Goal →
Return every record below exactly as written, omitting any pictures.

▼

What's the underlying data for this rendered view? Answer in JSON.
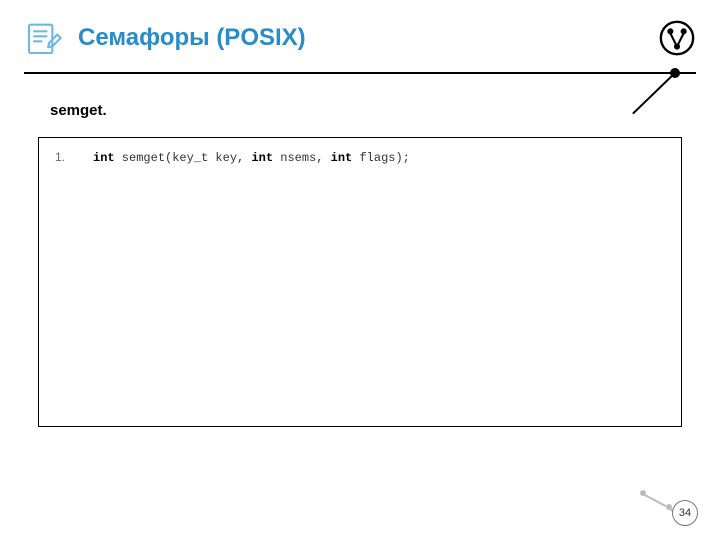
{
  "header": {
    "title": "Семафоры (POSIX)"
  },
  "section": {
    "subtitle": "semget."
  },
  "code": {
    "lines": [
      {
        "no": "1.",
        "tokens": [
          "int",
          " semget(key_t key, ",
          "int",
          " nsems, ",
          "int",
          " flags);"
        ]
      }
    ]
  },
  "page": {
    "number": "34"
  }
}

▲

Exercise response →
What's the underlying data for this rendered view? Answer in JSON.
{
  "header": {
    "title": "Семафоры (POSIX)"
  },
  "section": {
    "subtitle": "semget."
  },
  "code": {
    "lines": [
      {
        "no": "1.",
        "tokens": [
          "int",
          " semget(key_t key, ",
          "int",
          " nsems, ",
          "int",
          " flags);"
        ]
      }
    ]
  },
  "page": {
    "number": "34"
  }
}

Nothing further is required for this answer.